### Vorliegender Text:
----------

Politlotto – TV-Gewinnspiele bleiben gesetzlich ungeregelt

Von Volker Lilienthal

Die Streitfrage, ob Gewinnspiele im Fernsehen verbotene Glücksspiele sind oder nicht, bleibt bis auf weiteres gesetzlich ungeregelt.

Die Ministerpräsidenten der Länder haben sich auf ihrer jüngsten Konferenz in München zwar auf einen neuen Staatsvertrag zum Lotteriewesen in Deutschland geeinigt, der jetzt in die Landtage geht. Das neuere Phänomen der TV-Gewinnspiele über telefongestützte so genannte Mehrwertdienste sei dabei aber aus politischen Gründen ausgeklammert worden, wurde dem epd am 20. November mehrfach im Länderkreis bestätigt.

Private, aber auch öffentlich-rechtliche Sender hatten sich vorher gegen jegliche Regulierung gewandt, weil sie um die mittels der Mehrwertdienste möglichen Nebeneinkünfte fürchteten; ein Sender wie Neun Live finanziere sich sogar zum größten Teil aus Erträgen aus den Anrufgebühren ihrer spielteilnehmenden Zuschauer.

Erfolgreiche Lobbyarbeit

Die Lobbyarbeit war erfolgreich. Das materielle Interesse haben sich dann auch Länder wie Bayern, wo Neun Live ansässig ist, und Nordrhein-Westfalen (mit RTL in Köln) zu Eigen gemacht, heißt es. Aber auch Rheinland-Pfalz, das Vorsitzland in der Rundfunkkommission der Länder, war gegen jedes Präjudiz.

----------

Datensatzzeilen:
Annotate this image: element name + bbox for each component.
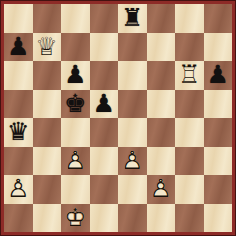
square-a3[interactable]: [4, 147, 33, 176]
square-c3[interactable]: ♟♙: [61, 147, 90, 176]
square-f7[interactable]: [147, 33, 176, 62]
square-a5[interactable]: [4, 90, 33, 119]
square-a7[interactable]: ♟: [4, 33, 33, 62]
square-e3[interactable]: ♟♙: [118, 147, 147, 176]
square-f5[interactable]: [147, 90, 176, 119]
white-king[interactable]: ♚♔: [61, 204, 90, 233]
square-h6[interactable]: ♟: [204, 61, 233, 90]
square-d5[interactable]: ♟: [90, 90, 119, 119]
white-rook-outline: ♖: [175, 61, 204, 90]
white-pawn[interactable]: ♟♙: [118, 147, 147, 176]
black-pawn-glyph: ♟: [90, 90, 119, 119]
square-f3[interactable]: [147, 147, 176, 176]
square-h2[interactable]: [204, 175, 233, 204]
square-c7[interactable]: [61, 33, 90, 62]
black-pawn[interactable]: ♟: [90, 90, 119, 119]
black-pawn-glyph: ♟: [204, 61, 233, 90]
white-queen-outline: ♕: [33, 33, 62, 62]
square-g2[interactable]: [175, 175, 204, 204]
chessboard-frame: ♜♟♛♕♟♜♖♟♚♟♛♟♙♟♙♟♙♟♙♚♔: [0, 0, 236, 236]
square-d3[interactable]: [90, 147, 119, 176]
square-g5[interactable]: [175, 90, 204, 119]
square-c1[interactable]: ♚♔: [61, 204, 90, 233]
square-g4[interactable]: [175, 118, 204, 147]
black-pawn-glyph: ♟: [61, 61, 90, 90]
square-e8[interactable]: ♜: [118, 4, 147, 33]
square-g1[interactable]: [175, 204, 204, 233]
square-a2[interactable]: ♟♙: [4, 175, 33, 204]
black-king-glyph: ♚: [61, 90, 90, 119]
square-d7[interactable]: [90, 33, 119, 62]
square-g3[interactable]: [175, 147, 204, 176]
chessboard: ♜♟♛♕♟♜♖♟♚♟♛♟♙♟♙♟♙♟♙♚♔: [4, 4, 232, 232]
square-h4[interactable]: [204, 118, 233, 147]
square-b2[interactable]: [33, 175, 62, 204]
white-pawn-outline: ♙: [147, 175, 176, 204]
square-g7[interactable]: [175, 33, 204, 62]
square-e2[interactable]: [118, 175, 147, 204]
square-h1[interactable]: [204, 204, 233, 233]
square-c8[interactable]: [61, 4, 90, 33]
square-b6[interactable]: [33, 61, 62, 90]
square-e4[interactable]: [118, 118, 147, 147]
square-g6[interactable]: ♜♖: [175, 61, 204, 90]
square-b5[interactable]: [33, 90, 62, 119]
square-d1[interactable]: [90, 204, 119, 233]
square-h3[interactable]: [204, 147, 233, 176]
square-f1[interactable]: [147, 204, 176, 233]
square-e5[interactable]: [118, 90, 147, 119]
square-g8[interactable]: [175, 4, 204, 33]
white-pawn-outline: ♙: [4, 175, 33, 204]
square-d2[interactable]: [90, 175, 119, 204]
white-pawn[interactable]: ♟♙: [4, 175, 33, 204]
black-queen-glyph: ♛: [4, 118, 33, 147]
square-h7[interactable]: [204, 33, 233, 62]
white-rook[interactable]: ♜♖: [175, 61, 204, 90]
square-d4[interactable]: [90, 118, 119, 147]
square-c6[interactable]: ♟: [61, 61, 90, 90]
white-queen[interactable]: ♛♕: [33, 33, 62, 62]
white-pawn-outline: ♙: [118, 147, 147, 176]
black-queen[interactable]: ♛: [4, 118, 33, 147]
square-e7[interactable]: [118, 33, 147, 62]
square-c5[interactable]: ♚: [61, 90, 90, 119]
white-king-outline: ♔: [61, 204, 90, 233]
square-f2[interactable]: ♟♙: [147, 175, 176, 204]
square-h5[interactable]: [204, 90, 233, 119]
black-king[interactable]: ♚: [61, 90, 90, 119]
square-b8[interactable]: [33, 4, 62, 33]
square-a4[interactable]: ♛: [4, 118, 33, 147]
square-f8[interactable]: [147, 4, 176, 33]
black-rook[interactable]: ♜: [118, 4, 147, 33]
square-a6[interactable]: [4, 61, 33, 90]
white-pawn-outline: ♙: [61, 147, 90, 176]
black-pawn[interactable]: ♟: [4, 33, 33, 62]
square-b4[interactable]: [33, 118, 62, 147]
square-e1[interactable]: [118, 204, 147, 233]
black-pawn[interactable]: ♟: [61, 61, 90, 90]
white-pawn[interactable]: ♟♙: [61, 147, 90, 176]
square-f4[interactable]: [147, 118, 176, 147]
square-f6[interactable]: [147, 61, 176, 90]
square-c2[interactable]: [61, 175, 90, 204]
black-pawn[interactable]: ♟: [204, 61, 233, 90]
square-b7[interactable]: ♛♕: [33, 33, 62, 62]
white-pawn[interactable]: ♟♙: [147, 175, 176, 204]
square-a1[interactable]: [4, 204, 33, 233]
square-d6[interactable]: [90, 61, 119, 90]
square-b1[interactable]: [33, 204, 62, 233]
square-c4[interactable]: [61, 118, 90, 147]
square-a8[interactable]: [4, 4, 33, 33]
square-b3[interactable]: [33, 147, 62, 176]
black-rook-glyph: ♜: [118, 4, 147, 33]
black-pawn-glyph: ♟: [4, 33, 33, 62]
square-h8[interactable]: [204, 4, 233, 33]
square-d8[interactable]: [90, 4, 119, 33]
square-e6[interactable]: [118, 61, 147, 90]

----------

### Aufgabenstellung:
**a)** Prüfe, ob die folgenden Aussagen mit dem Text über TV-Gewinnspiele übereinstimmen. Antworte jeweils mit Ja oder Nein und zitiere die entscheidenden Worte des Textes wörtlich: (i) Die Ministerpräsidenten haben sich auf ihrer Konferenz in München auf einen neuen Staatsvertrag zum Lotteriewesen geeinigt. (ii) Die öffentlich-rechtlichen Sender sprachen sich für eine Regulierung der TV-Gewinnspiele aus. (iii) Neun Live ist in Nordrhein-Westfalen ansässig.
**b)** Wandle den Teil der Datensätze, der mit der Zeile beginnt, die "square-a3[interactable]: [4, 147, 33, 176]" enthält, und mit der Zeile endet, die "square-b6[interactable]: [33, 61, 62, 90]" enthält, in eine nummerierte Liste um. Beide Grenzzeilen gehören dazu, Leerzeilen fallen weg.

### Lösungen:
**a)**
(i) Ja: „Die Ministerpräsidenten der Länder haben sich auf ihrer jüngsten Konferenz in München zwar auf einen neuen Staatsvertrag zum Lotteriewesen in Deutschland geeinigt“
(ii) Nein: „Private, aber auch öffentlich-rechtliche Sender hatten sich vorher gegen jegliche Regulierung gewandt“
(iii) Nein: „Bayern, wo Neun Live ansässig ist“

**b)**
1. square-a3[interactable]: [4, 147, 33, 176]
2. square-c3[interactable]: ♟♙: [61, 147, 90, 176]
3. square-f7[interactable]: [147, 33, 176, 62]
4. square-a5[interactable]: [4, 90, 33, 119]
5. square-a7[interactable]: ♟: [4, 33, 33, 62]
6. square-e3[interactable]: ♟♙: [118, 147, 147, 176]
7. square-f5[interactable]: [147, 90, 176, 119]
8. white-king[interactable]: ♚♔: [61, 204, 90, 233]
9. square-h6[interactable]: ♟: [204, 61, 233, 90]
10. square-d5[interactable]: ♟: [90, 90, 119, 119]
11. white-rook-outline: ♖: [175, 61, 204, 90]
12. white-pawn[interactable]: ♟♙: [118, 147, 147, 176]
13. black-pawn-glyph: ♟: [90, 90, 119, 119]
14. square-f3[interactable]: [147, 147, 176, 176]
15. square-h2[interactable]: [204, 175, 233, 204]
16. square-c7[interactable]: [61, 33, 90, 62]
17. black-pawn[interactable]: ♟: [90, 90, 119, 119]
18. black-pawn-glyph: ♟: [204, 61, 233, 90]
19. white-queen-outline: ♕: [33, 33, 62, 62]
20. square-g2[interactable]: [175, 175, 204, 204]
21. chessboard-frame: ♜♟♛♕♟♜♖♟♚♟♛♟♙♟♙♟♙♟♙♚♔: [0, 0, 236, 236]
22. square-d3[interactable]: [90, 147, 119, 176]
23. square-g5[interactable]: [175, 90, 204, 119]
24. square-c1[interactable]: ♚♔: [61, 204, 90, 233]
25. square-g4[interactable]: [175, 118, 204, 147]
26. black-pawn-glyph: ♟: [61, 61, 90, 90]
27. square-e8[interactable]: ♜: [118, 4, 147, 33]
28. square-g1[interactable]: [175, 204, 204, 233]
29. square-a2[interactable]: ♟♙: [4, 175, 33, 204]
30. black-king-glyph: ♚: [61, 90, 90, 119]
31. square-d7[interactable]: [90, 33, 119, 62]
32. square-g3[interactable]: [175, 147, 204, 176]
33. chessboard: ♜♟♛♕♟♜♖♟♚♟♛♟♙♟♙♟♙♟♙♚♔: [4, 4, 232, 232]
34. square-h4[interactable]: [204, 118, 233, 147]
35. square-b2[interactable]: [33, 175, 62, 204]
36. white-pawn-outline: ♙: [147, 175, 176, 204]
37. square-g7[interactable]: [175, 33, 204, 62]
38. square-e2[interactable]: [118, 175, 147, 204]
39. square-h1[interactable]: [204, 204, 233, 233]
40. square-c8[interactable]: [61, 4, 90, 33]
41. square-b6[interactable]: [33, 61, 62, 90]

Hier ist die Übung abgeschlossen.